■ Short exercise ■
Lines that contain the string "Crim" are to be copied; leave out all others.

■ Entries shown ■
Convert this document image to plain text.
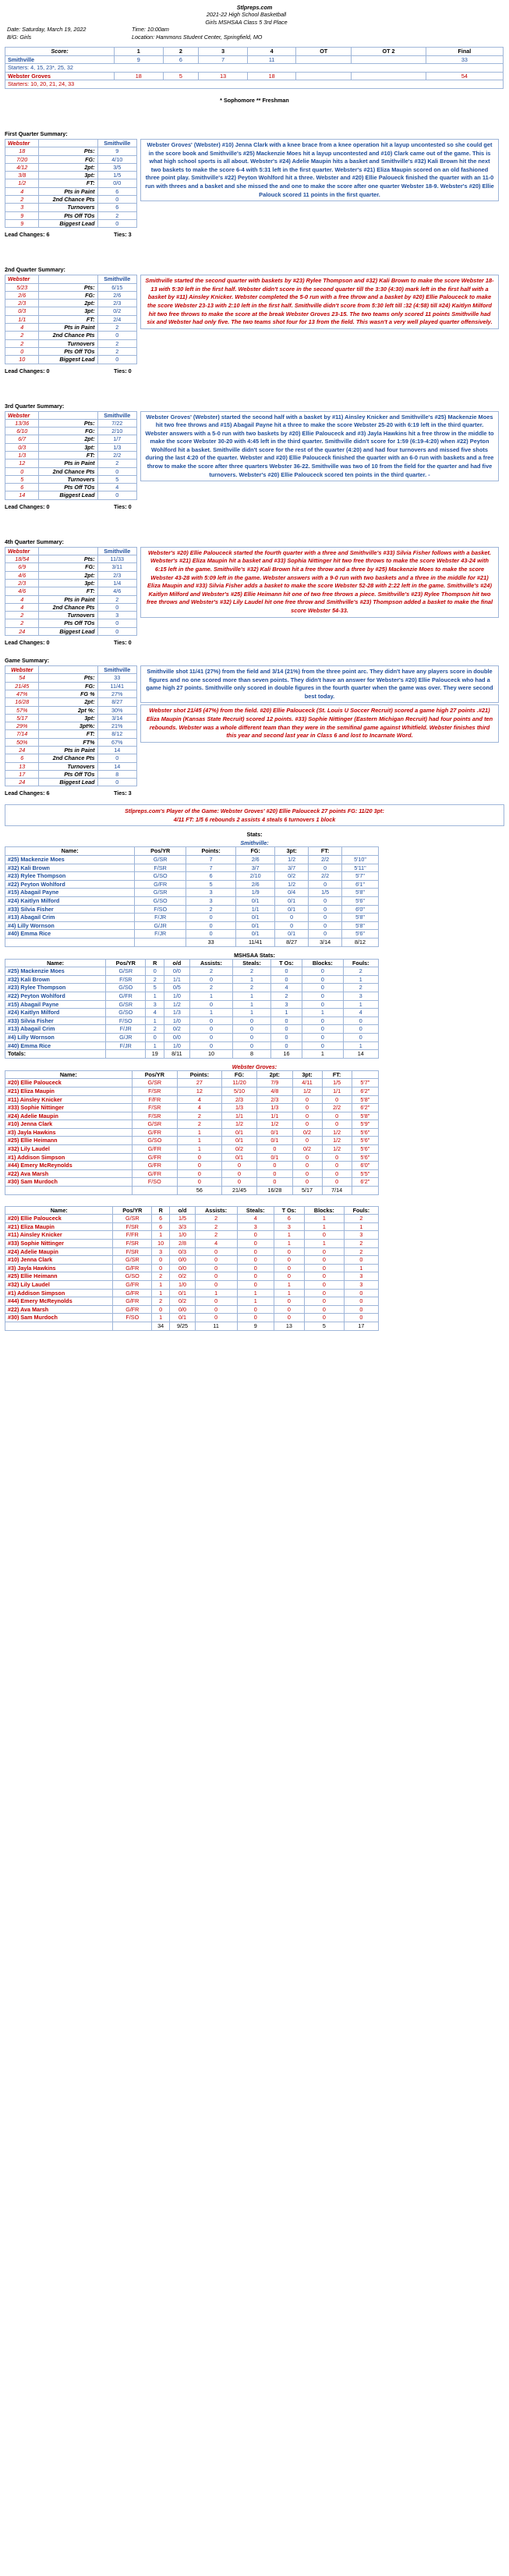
Stlpreps.com
	2021-22 High School Basketball	
	Girls MSHSAA Class 5 3rd Place	
Date: Saturday, March 19, 2022	Time: 10:00am	
B/G: Girls	Location: Hammons Student Center, Springfield, MO	
Score:	1	2	3	4	OT	OT 2	Final
Smithville	9	6	7	11			33
Starters: 4, 15, 23*, 25, 32							
Webster Groves	18	5	13	18			54
Starters: 10, 20, 21, 24, 33							
* Sophomore ** Freshman
First Quarter Summary:
Webster		Smithville
18	Pts:	9
7/20	FG:	4/10
4/12	2pt:	3/5
3/8	3pt:	1/5
1/2	FT:	0/0
4	Pts in Paint	6
2	2nd Chance Pts	0
3	Turnovers	6
9	Pts Off TOs	2
9	Biggest Lead	0
Webster Groves' (Webster) #10) Jenna Clark with a knee brace from a knee operation hit a layup uncontested so she could get in the score book and Smithville's #25) Mackenzie Moes hit a layup uncontested and #10) Clark came out of the game. This is what high school sports is all about. Webster's #24) Adelie Maupin hits a basket and Smithville's #32) Kali Brown hit the next two baskets to make the score 6-4 with 5:31 left in the first quarter. Webster's #21) Eliza Maupin scored on an old fashioned three point play. Smithville's #22) Peyton Wohlford hit a three. Webster and #20) Ellie Paloueck finished the quarter with an 11-0 run with threes and a basket and she missed the and one to make the score after one quarter Webster 18-9. Webster's #20) Ellie Palouck scored 11 points in the first quarter.
Lead Changes: 6	Ties: 3
2nd Quarter Summary:
Webster		Smithville
5/23	Pts:	6/15
2/6	FG:	2/6
2/3	2pt:	2/3
0/3	3pt:	0/2
1/1	FT:	2/4
4	Pts in Paint	2
2	2nd Chance Pts	0
2	Turnovers	2
0	Pts Off TOs	2
10	Biggest Lead	0
Smithville started the second quarter with baskets by #23) Rylee Thompson and #32) Kali Brown to make the score Webster 18-13 with 5:30 left in the first half. Webster didn't score in the second quarter till the 3:30 (4:30) mark left in the first half with a basket by #11) Ainsley Knicker. Webster completed the 5-0 run with a free throw and a basket by #20) Ellie Palouceck to make the score Webster 23-13 with 2:10 left in the first half. Smithville didn't score from 5:30 left till :32 (4:58) till #24) Kaitlyn Milford hit two free throws to make the score at the break Webster Groves 23-15. The two teams only scored 11 points Smithville had six and Webster had only five. The two teams shot four for 13 from the field. This wasn't a very well played quarter offensively.
Lead Changes: 0	Ties: 0
3rd Quarter Summary:
Webster		Smithville
13/36	Pts:	7/22
6/10	FG:	2/10
6/7	2pt:	1/7
0/3	3pt:	1/3
1/3	FT:	2/2
12	Pts in Paint	2
0	2nd Chance Pts	0
5	Turnovers	5
6	Pts Off TOs	4
14	Biggest Lead	0
Webster Groves' (Webster) started the second half with a basket by #11) Ainsley Knicker and Smithville's #25) Mackenzie Moes hit two free throws and #15) Abagail Payne hit a three to make the score Webster 25-20 with 6:19 left in the third quarter. Webster answers with a 5-0 run with two baskets by #20) Ellie Palouceck and #3) Jayla Hawkins hit a free throw in the middle to make the score Webster 30-20 with 4:45 left in the third quarter. Smithville didn't score for 1:59 (6:19-4:20) when #22) Peyton Wohlford hit a basket. Smithville didn't score for the rest of the quarter (4:20) and had four turnovers and missed five shots during the last 4:20 of the quarter. Webster and #20) Ellie Palouceck finished the quarter with an 6-0 run with baskets and a free throw to make the score after three quarters Webster 36-22. Smithville was two of 10 from the field for the quarter and had five turnovers. Webster's #20) Ellie Palouceck scored ten points in the third quarter. -
Lead Changes: 0	Ties: 0
4th Quarter Summary:
Webster		Smithville
18/54	Pts:	11/33
6/9	FG:	3/11
4/6	2pt:	2/3
2/3	3pt:	1/4
4/6	FT:	4/6
4	Pts in Paint	2
4	2nd Chance Pts	0
2	Turnovers	3
2	Pts Off TOs	0
24	Biggest Lead	0
Webster's #20) Ellie Palouceck started the fourth quarter with a three and Smithville's #33) Silvia Fisher follows with a basket. Webster's #21) Eliza Maupin hit a basket and #33) Sophia Nittinger hit two free throws to make the score Webster 43-24 with 6:15 left in the game. Smithville's #32) Kali Brown hit a free throw and a three by #25) Mackenzie Moes to make the score Webster 43-28 with 5:09 left in the game. Webster answers with a 9-0 run with two baskets and a three in the middle for #21) Eliza Maupin and #33) Silvia Fisher adds a basket to make the score Webster 52-28 with 2:22 left in the game. Smithville's #24) Kaitlyn Milford and Webster's #25) Ellie Heimann hit one of two free throws a piece. Smithville's #23) Rylee Thompson hit two free throws and Webster's #32) Lily Laudel hit one free throw and Smithville's #23) Thompson added a basket to make the final score Webster 54-33.
Lead Changes: 0	Ties: 0
Game Summary:
Webster		Smithville
54	Pts:	33
21/45	FG:	11/41
47%	FG %	27%
16/28	2pt:	8/27
57%	2pt %:	30%
5/17	3pt:	3/14
29%	3pt%:	21%
7/14	FT:	8/12
50%	FT%	67%
24	Pts in Paint	14
6	2nd Chance Pts	0
13	Turnovers	14
17	Pts Off TOs	8
24	Biggest Lead	0
Smithville shot 11/41 (27%) from the field and 3/14 (21%) from the three point arc. They didn't have any players score in double figures and no one scored more than seven points. They didn't have an answer for Webster's #20) Ellie Palouceck who had a game high 27 points. Smithville only scored in double figures in the fourth quarter when the game was over. They were second best today.
Webster shot 21/45 (47%) from the field. #20) Ellie Palouceck (St. Louis U Soccer Recruit) scored a game high 27 points .#21) Eliza Maupin (Kansas State Recruit) scored 12 points. #33) Sophie Nittinger (Eastern Michigan Recruit) had four points and ten rebounds. Webster was a whole different team than they were in the semifinal game against Whitfield. Webster finishes third this year and second last year in Class 6 and lost to Incarnate Word.
Lead Changes: 6	Ties: 3
Stlpreps.com's Player of the Game: Webster Groves' #20) Ellie Palouceck 27 points FG: 11/20 3pt:
4/11 FT: 1/5 6 rebounds 2 assists 4 steals 6 turnovers 1 block
Stats:
Smithville:
Name:	Pos/YR	Points:	FG:	3pt:	FT:	
#25) Mackenzie Moes	G/SR	7	2/6	1/2	2/2	5'10"
#32) Kali Brown	F/SR	7	3/7	3/7	0	5'11"
#23) Rylee Thompson	G/SO	6	2/10	0/2	2/2	5'7"
#22) Peyton Wohlford	G/FR	5	2/6	1/2	0	6'1"
#15) Abagail Payne	G/SR	3	1/9	0/4	1/5	5'8"
#24) Kaitlyn Milford	G/SO	3	0/1	0/1	0	5'6"
#33) Silvia Fisher	F/SO	2	1/1	0/1	0	6'0"
#13) Abagail Crim	F/JR	0	0/1	0	0	5'8"
#4) Lilly Wornson	G/JR	0	0/1	0	0	5'8"
#40) Emma Rice	F/JR	0	0/1	0/1	0	5'6"
		33	11/41	8/27	3/14	8/12
MSHSAA Stats:
Name:	Pos/YR	R	o/d	Assists:	Steals:	T Os:	Blocks:	Fouls:
#25) Mackenzie Moes	G/SR	0	0/0	2	2	0	0	2
#32) Kali Brown	F/SR	2	1/1	0	1	0	0	1
#23) Rylee Thompson	G/SO	5	0/5	2	2	4	0	2
#22) Peyton Wohlford	G/FR	1	1/0	1	1	2	0	3
#15) Abagail Payne	G/SR	3	1/2	0	1	3	0	1
#24) Kaitlyn Milford	G/SO	4	1/3	1	1	1	1	4
#33) Silvia Fisher	F/SO	1	1/0	0	0	0	0	0
#13) Abagail Crim	F/JR	2	0/2	0	0	0	0	0
#4) Lilly Wornson	G/JR	0	0/0	0	0	0	0	0
#40) Emma Rice	F/JR	1	1/0	0	0	0	0	1
Totals:		19	8/11	10	8	16	1	14
Webster Groves:
Name:	Pos/YR	Points:	FG:	2pt:	3pt:	FT:	
#20) Ellie Palouceck	G/SR	27	11/20	7/9	4/11	1/5	5'7"
#21) Eliza Maupin	F/SR	12	5/10	4/8	1/2	1/1	6'2"
#11) Ainsley Knicker	F/FR	4	2/3	2/3	0	0	5'8"
#33) Sophie Nittinger	F/SR	4	1/3	1/3	0	2/2	6'2"
#24) Adelie Maupin	F/SR	2	1/1	1/1	0	0	5'8"
#10) Jenna Clark	G/SR	2	1/2	1/2	0	0	5'9"
#3) Jayla Hawkins	G/FR	1	0/1	0/1	0/2	1/2	5'6"
#25) Ellie Heimann	G/SO	1	0/1	0/1	0	1/2	5'6"
#32) Lily Laudel	G/FR	1	0/2	0	0/2	1/2	5'6"
#1) Addison Simpson	G/FR	0	0/1	0/1	0	0	5'6"
#44) Emery McReynolds	G/FR	0	0	0	0	0	6'0"
#22) Ava Marsh	G/FR	0	0	0	0	0	5'5"
#30) Sam Murdoch	F/SO	0	0	0	0	0	6'2"
		56	21/45	16/28	5/17	7/14	
Name:	Pos/YR	R	o/d	Assists:	Steals:	T Os:	Blocks:	Fouls:
#20) Ellie Palouceck	G/SR	6	1/5	2	4	6	1	2
#21) Eliza Maupin	F/SR	6	3/3	2	3	3	1	1
#11) Ainsley Knicker	F/FR	1	1/0	2	0	1	0	3
#33) Sophie Nittinger	F/SR	10	2/8	4	0	1	1	2
#24) Adelie Maupin	F/SR	3	0/3	0	0	0	0	2
#10) Jenna Clark	G/SR	0	0/0	0	0	0	0	0
#3) Jayla Hawkins	G/FR	0	0/0	0	0	0	0	1
#25) Ellie Heimann	G/SO	2	0/2	0	0	0	0	3
#32) Lily Laudel	G/FR	1	1/0	0	0	1	0	3
#1) Addison Simpson	G/FR	1	0/1	1	1	1	0	0
#44) Emery McReynolds	G/FR	2	0/2	0	1	0	0	0
#22) Ava Marsh	G/FR	0	0/0	0	0	0	0	0
#30) Sam Murdoch	F/SO	1	0/1	0	0	0	0	0
		34	9/25	11	9	13	5	17
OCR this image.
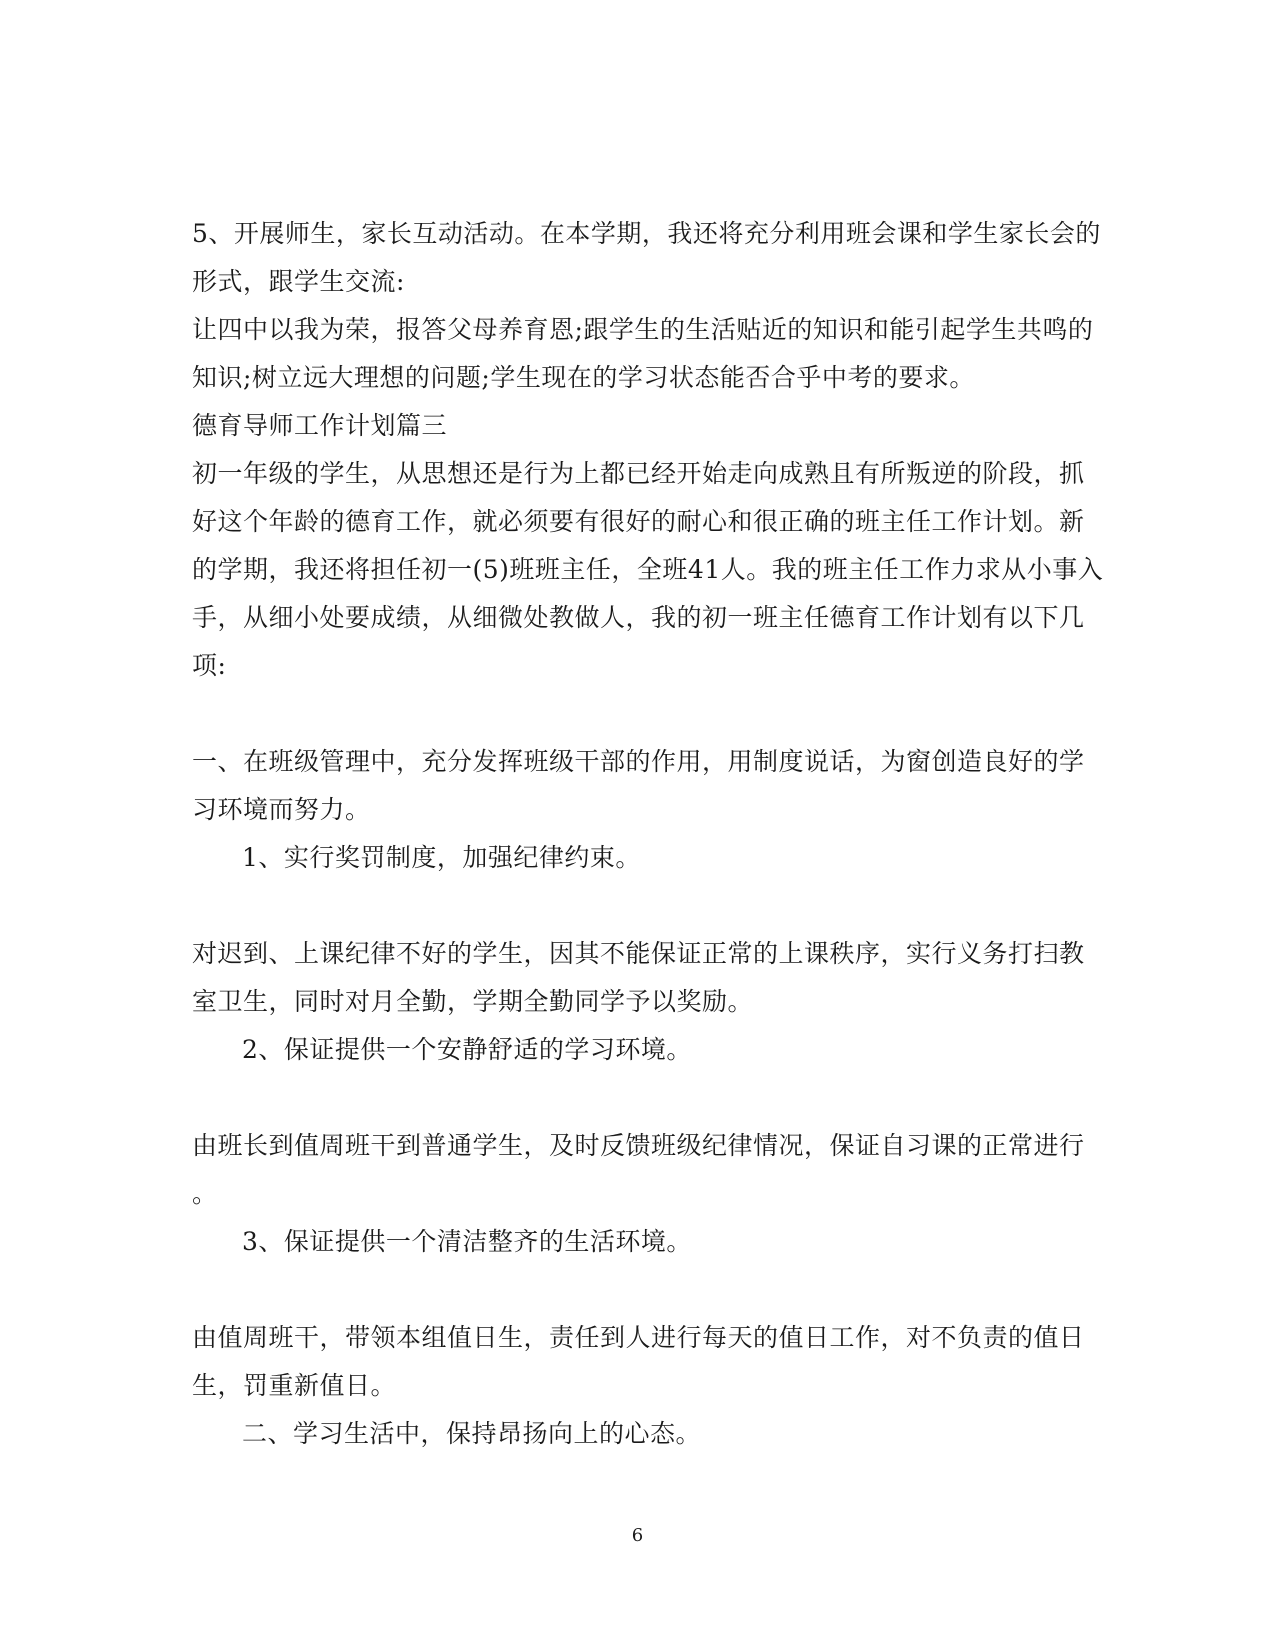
5、开展师生，家长互动活动。在本学期，我还将充分利用班会课和学生家长会的
形式，跟学生交流:
让四中以我为荣，报答父母养育恩;跟学生的生活贴近的知识和能引起学生共鸣的
知识;树立远大理想的问题;学生现在的学习状态能否合乎中考的要求。
德育导师工作计划篇三
初一年级的学生，从思想还是行为上都已经开始走向成熟且有所叛逆的阶段，抓
好这个年龄的德育工作，就必须要有很好的耐心和很正确的班主任工作计划。新
的学期，我还将担任初一(5)班班主任，全班41人。我的班主任工作力求从小事入
手，从细小处要成绩，从细微处教做人，我的初一班主任德育工作计划有以下几
项:
一、在班级管理中，充分发挥班级干部的作用，用制度说话，为窗创造良好的学
习环境而努力。
1、实行奖罚制度，加强纪律约束。
对迟到、上课纪律不好的学生，因其不能保证正常的上课秩序，实行义务打扫教
室卫生，同时对月全勤，学期全勤同学予以奖励。
2、保证提供一个安静舒适的学习环境。
由班长到值周班干到普通学生，及时反馈班级纪律情况，保证自习课的正常进行
。
3、保证提供一个清洁整齐的生活环境。
由值周班干，带领本组值日生，责任到人进行每天的值日工作，对不负责的值日
生，罚重新值日。
二、学习生活中，保持昂扬向上的心态。
6
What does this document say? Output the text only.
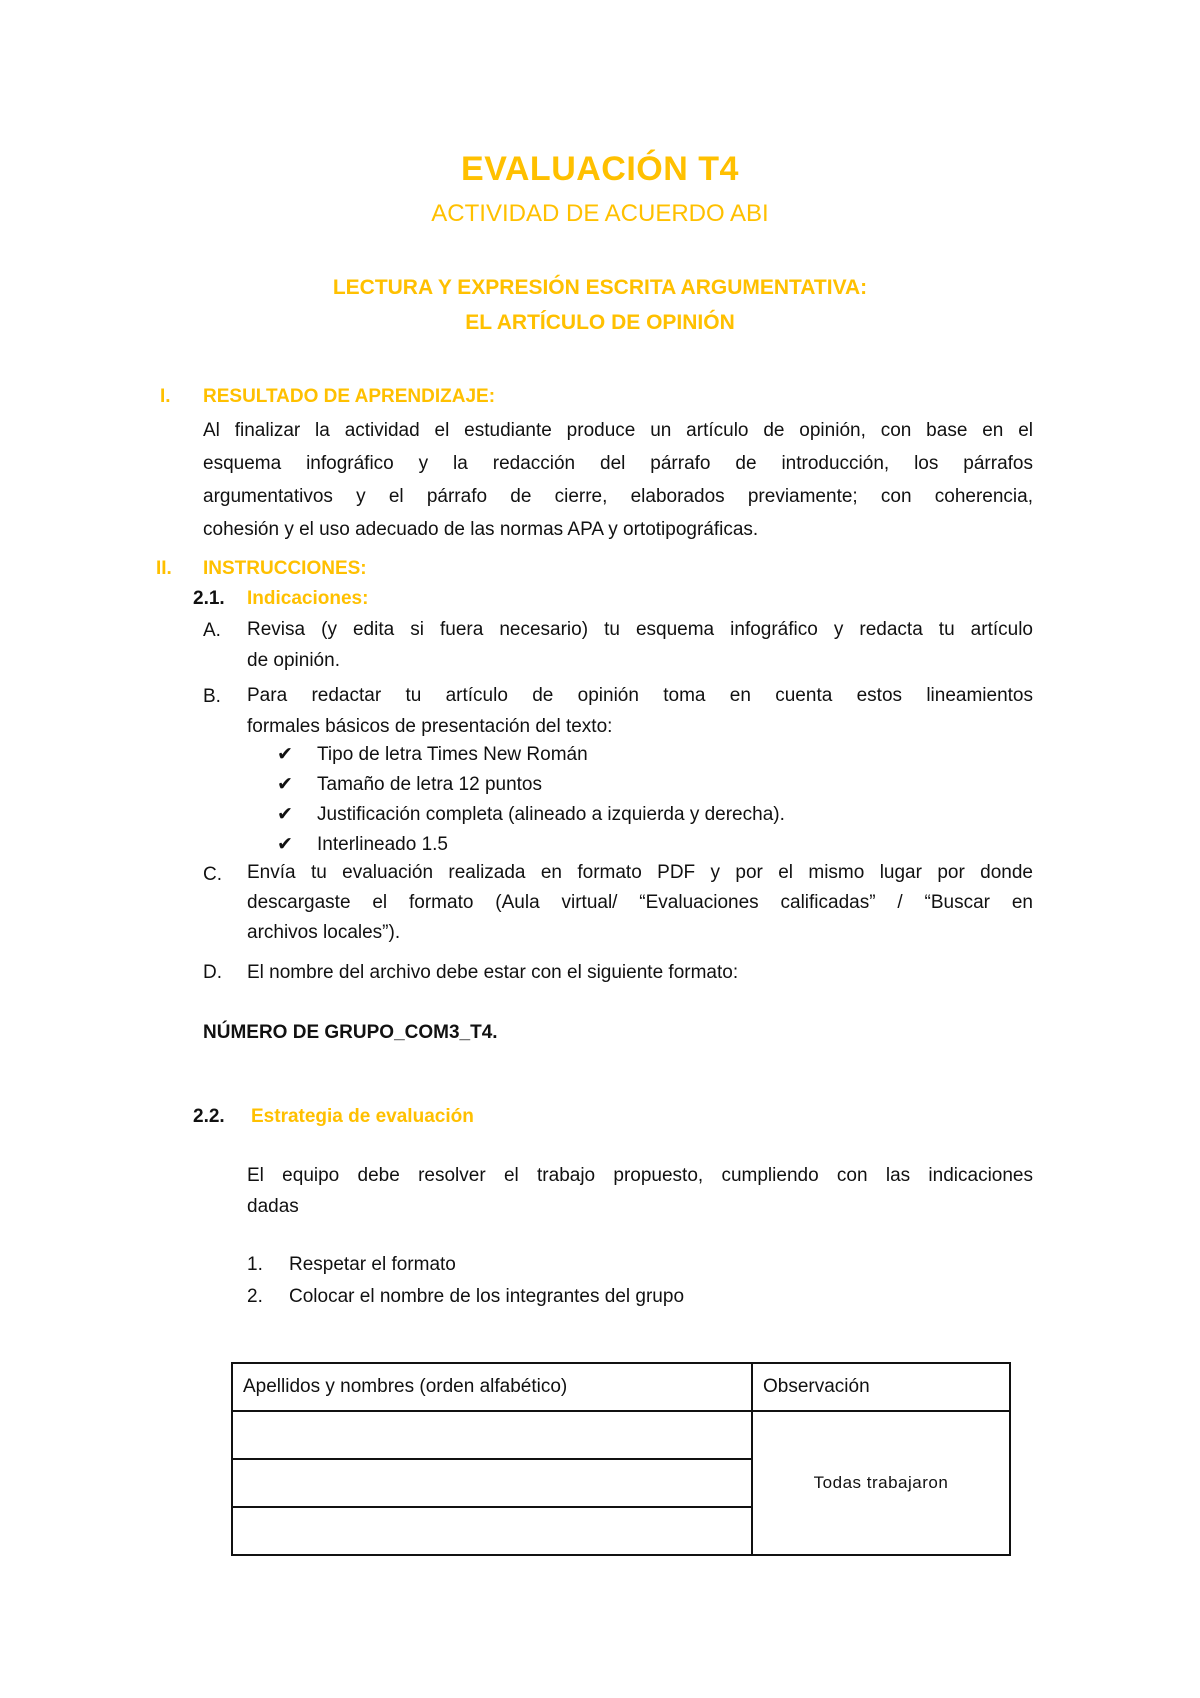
EVALUACIÓN T4
ACTIVIDAD DE ACUERDO ABI
LECTURA Y EXPRESIÓN ESCRITA ARGUMENTATIVA:
EL ARTÍCULO DE OPINIÓN
I. RESULTADO DE APRENDIZAJE:
Al finalizar la actividad el estudiante produce un artículo de opinión, con base en el
esquema infográfico y la redacción del párrafo de introducción, los párrafos
argumentativos y el párrafo de cierre, elaborados previamente; con coherencia,
cohesión y el uso adecuado de las normas APA y ortotipográficas.
II. INSTRUCCIONES:
2.1. Indicaciones:
A. Revisa (y edita si fuera necesario) tu esquema infográfico y redacta tu artículo
de opinión.
B. Para redactar tu artículo de opinión toma en cuenta estos lineamientos
formales básicos de presentación del texto:
✔ Tipo de letra Times New Román
✔ Tamaño de letra 12 puntos
✔ Justificación completa (alineado a izquierda y derecha).
✔ Interlineado 1.5
C. Envía tu evaluación realizada en formato PDF y por el mismo lugar por donde
descargaste el formato (Aula virtual/ “Evaluaciones calificadas” / “Buscar en
archivos locales”).
D. El nombre del archivo debe estar con el siguiente formato:
NÚMERO DE GRUPO_COM3_T4.
2.2. Estrategia de evaluación
El equipo debe resolver el trabajo propuesto, cumpliendo con las indicaciones
dadas
1. Respetar el formato
2. Colocar el nombre de los integrantes del grupo
Apellidos y nombres (orden alfabético)	Observación
	Todas trabajaron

■ Response to the task ■
#13) Abagail Crim	F/JR	0	0/1	0	0	5'8"
#13) Abagail Crim	F/JR	2	0/2	0	0	0	0	0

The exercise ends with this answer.